═══ Working data ═══

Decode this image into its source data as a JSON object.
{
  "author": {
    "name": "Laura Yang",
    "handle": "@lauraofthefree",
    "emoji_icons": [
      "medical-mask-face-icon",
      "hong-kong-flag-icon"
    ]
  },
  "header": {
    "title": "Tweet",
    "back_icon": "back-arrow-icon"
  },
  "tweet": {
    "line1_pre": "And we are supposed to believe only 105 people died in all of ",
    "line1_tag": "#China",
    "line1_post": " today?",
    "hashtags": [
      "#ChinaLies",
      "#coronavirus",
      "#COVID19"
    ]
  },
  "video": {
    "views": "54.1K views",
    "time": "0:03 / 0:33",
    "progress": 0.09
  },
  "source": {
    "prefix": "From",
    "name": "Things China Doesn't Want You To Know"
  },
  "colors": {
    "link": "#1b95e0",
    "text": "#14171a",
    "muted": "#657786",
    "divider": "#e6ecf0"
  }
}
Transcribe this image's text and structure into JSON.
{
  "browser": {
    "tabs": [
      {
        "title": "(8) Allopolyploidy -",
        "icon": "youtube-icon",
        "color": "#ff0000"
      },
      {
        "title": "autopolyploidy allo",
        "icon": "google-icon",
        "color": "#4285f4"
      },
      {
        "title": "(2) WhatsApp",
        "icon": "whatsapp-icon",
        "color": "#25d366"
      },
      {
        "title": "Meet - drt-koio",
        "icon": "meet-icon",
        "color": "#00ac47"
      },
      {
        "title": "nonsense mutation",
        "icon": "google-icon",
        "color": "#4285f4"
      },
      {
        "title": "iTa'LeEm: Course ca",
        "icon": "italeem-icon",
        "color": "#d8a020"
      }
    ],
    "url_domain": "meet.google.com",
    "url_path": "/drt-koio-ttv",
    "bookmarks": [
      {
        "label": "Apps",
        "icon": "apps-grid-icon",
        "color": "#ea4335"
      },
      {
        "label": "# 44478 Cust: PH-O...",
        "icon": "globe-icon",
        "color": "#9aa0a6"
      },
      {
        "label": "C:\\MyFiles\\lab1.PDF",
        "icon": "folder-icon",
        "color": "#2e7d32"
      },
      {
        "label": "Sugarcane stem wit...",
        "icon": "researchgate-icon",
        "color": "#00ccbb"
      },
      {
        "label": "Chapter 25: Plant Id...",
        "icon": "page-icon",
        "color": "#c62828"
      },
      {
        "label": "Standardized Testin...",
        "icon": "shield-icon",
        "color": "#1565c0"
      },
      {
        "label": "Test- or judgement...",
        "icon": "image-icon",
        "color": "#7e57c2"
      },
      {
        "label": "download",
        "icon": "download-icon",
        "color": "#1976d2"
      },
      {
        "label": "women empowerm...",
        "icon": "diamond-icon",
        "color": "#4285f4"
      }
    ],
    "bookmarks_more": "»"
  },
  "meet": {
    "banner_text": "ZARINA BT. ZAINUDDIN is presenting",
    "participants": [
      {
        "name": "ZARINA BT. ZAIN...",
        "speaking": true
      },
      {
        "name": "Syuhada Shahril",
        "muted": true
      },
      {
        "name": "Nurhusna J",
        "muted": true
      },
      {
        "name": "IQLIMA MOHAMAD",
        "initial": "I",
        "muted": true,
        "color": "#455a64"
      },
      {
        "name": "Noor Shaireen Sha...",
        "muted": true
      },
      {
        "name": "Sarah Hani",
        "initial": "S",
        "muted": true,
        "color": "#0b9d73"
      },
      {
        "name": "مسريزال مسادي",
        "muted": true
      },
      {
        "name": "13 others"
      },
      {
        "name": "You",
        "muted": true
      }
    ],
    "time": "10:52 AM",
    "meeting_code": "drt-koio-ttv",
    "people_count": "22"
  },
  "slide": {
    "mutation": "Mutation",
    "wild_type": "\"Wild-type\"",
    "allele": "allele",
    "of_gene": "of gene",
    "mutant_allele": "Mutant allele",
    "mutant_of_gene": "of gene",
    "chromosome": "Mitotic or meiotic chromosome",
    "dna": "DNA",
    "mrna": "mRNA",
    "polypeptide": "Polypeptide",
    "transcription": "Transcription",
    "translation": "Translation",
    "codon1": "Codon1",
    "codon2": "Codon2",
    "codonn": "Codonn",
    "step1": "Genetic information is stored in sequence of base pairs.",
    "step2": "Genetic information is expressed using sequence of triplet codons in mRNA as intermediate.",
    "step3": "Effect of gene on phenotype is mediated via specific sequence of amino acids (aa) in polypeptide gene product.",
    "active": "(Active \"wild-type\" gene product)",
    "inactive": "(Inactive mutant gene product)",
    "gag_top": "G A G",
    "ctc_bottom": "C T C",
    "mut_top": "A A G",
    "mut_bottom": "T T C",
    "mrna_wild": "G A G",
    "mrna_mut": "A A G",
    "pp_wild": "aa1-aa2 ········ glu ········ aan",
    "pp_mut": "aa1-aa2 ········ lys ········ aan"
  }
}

═══

To do:
Print every line you see above, exactly as written.

Output below:
Decode this image into its source data as a JSON object.
{
  "author": {
    "name": "Laura Yang",
    "handle": "@lauraofthefree",
    "emoji_icons": [
      "medical-mask-face-icon",
      "hong-kong-flag-icon"
    ]
  },
  "header": {
    "title": "Tweet",
    "back_icon": "back-arrow-icon"
  },
  "tweet": {
    "line1_pre": "And we are supposed to believe only 105 people died in all of ",
    "line1_tag": "#China",
    "line1_post": " today?",
    "hashtags": [
      "#ChinaLies",
      "#coronavirus",
      "#COVID19"
    ]
  },
  "video": {
    "views": "54.1K views",
    "time": "0:03 / 0:33",
    "progress": 0.09
  },
  "source": {
    "prefix": "From",
    "name": "Things China Doesn't Want You To Know"
  },
  "colors": {
    "link": "#1b95e0",
    "text": "#14171a",
    "muted": "#657786",
    "divider": "#e6ecf0"
  }
}
Transcribe this image's text and structure into JSON.
{
  "browser": {
    "tabs": [
      {
        "title": "(8) Allopolyploidy -",
        "icon": "youtube-icon",
        "color": "#ff0000"
      },
      {
        "title": "autopolyploidy allo",
        "icon": "google-icon",
        "color": "#4285f4"
      },
      {
        "title": "(2) WhatsApp",
        "icon": "whatsapp-icon",
        "color": "#25d366"
      },
      {
        "title": "Meet - drt-koio",
        "icon": "meet-icon",
        "color": "#00ac47"
      },
      {
        "title": "nonsense mutation",
        "icon": "google-icon",
        "color": "#4285f4"
      },
      {
        "title": "iTa'LeEm: Course ca",
        "icon": "italeem-icon",
        "color": "#d8a020"
      }
    ],
    "url_domain": "meet.google.com",
    "url_path": "/drt-koio-ttv",
    "bookmarks": [
      {
        "label": "Apps",
        "icon": "apps-grid-icon",
        "color": "#ea4335"
      },
      {
        "label": "# 44478 Cust: PH-O...",
        "icon": "globe-icon",
        "color": "#9aa0a6"
      },
      {
        "label": "C:\\MyFiles\\lab1.PDF",
        "icon": "folder-icon",
        "color": "#2e7d32"
      },
      {
        "label": "Sugarcane stem wit...",
        "icon": "researchgate-icon",
        "color": "#00ccbb"
      },
      {
        "label": "Chapter 25: Plant Id...",
        "icon": "page-icon",
        "color": "#c62828"
      },
      {
        "label": "Standardized Testin...",
        "icon": "shield-icon",
        "color": "#1565c0"
      },
      {
        "label": "Test- or judgement...",
        "icon": "image-icon",
        "color": "#7e57c2"
      },
      {
        "label": "download",
        "icon": "download-icon",
        "color": "#1976d2"
      },
      {
        "label": "women empowerm...",
        "icon": "diamond-icon",
        "color": "#4285f4"
      }
    ],
    "bookmarks_more": "»"
  },
  "meet": {
    "banner_text": "ZARINA BT. ZAINUDDIN is presenting",
    "participants": [
      {
        "name": "ZARINA BT. ZAIN...",
        "speaking": true
      },
      {
        "name": "Syuhada Shahril",
        "muted": true
      },
      {
        "name": "Nurhusna J",
        "muted": true
      },
      {
        "name": "IQLIMA MOHAMAD",
        "initial": "I",
        "muted": true,
        "color": "#455a64"
      },
      {
        "name": "Noor Shaireen Sha...",
        "muted": true
      },
      {
        "name": "Sarah Hani",
        "initial": "S",
        "muted": true,
        "color": "#0b9d73"
      },
      {
        "name": "مسريزال مسادي",
        "muted": true
      },
      {
        "name": "13 others"
      },
      {
        "name": "You",
        "muted": true
      }
    ],
    "time": "10:52 AM",
    "meeting_code": "drt-koio-ttv",
    "people_count": "22"
  },
  "slide": {
    "mutation": "Mutation",
    "wild_type": "\"Wild-type\"",
    "allele": "allele",
    "of_gene": "of gene",
    "mutant_allele": "Mutant allele",
    "mutant_of_gene": "of gene",
    "chromosome": "Mitotic or meiotic chromosome",
    "dna": "DNA",
    "mrna": "mRNA",
    "polypeptide": "Polypeptide",
    "transcription": "Transcription",
    "translation": "Translation",
    "codon1": "Codon1",
    "codon2": "Codon2",
    "codonn": "Codonn",
    "step1": "Genetic information is stored in sequence of base pairs.",
    "step2": "Genetic information is expressed using sequence of triplet codons in mRNA as intermediate.",
    "step3": "Effect of gene on phenotype is mediated via specific sequence of amino acids (aa) in polypeptide gene product.",
    "active": "(Active \"wild-type\" gene product)",
    "inactive": "(Inactive mutant gene product)",
    "gag_top": "G A G",
    "ctc_bottom": "C T C",
    "mut_top": "A A G",
    "mut_bottom": "T T C",
    "mrna_wild": "G A G",
    "mrna_mut": "A A G",
    "pp_wild": "aa1-aa2 ········ glu ········ aan",
    "pp_mut": "aa1-aa2 ········ lys ········ aan"
  }
}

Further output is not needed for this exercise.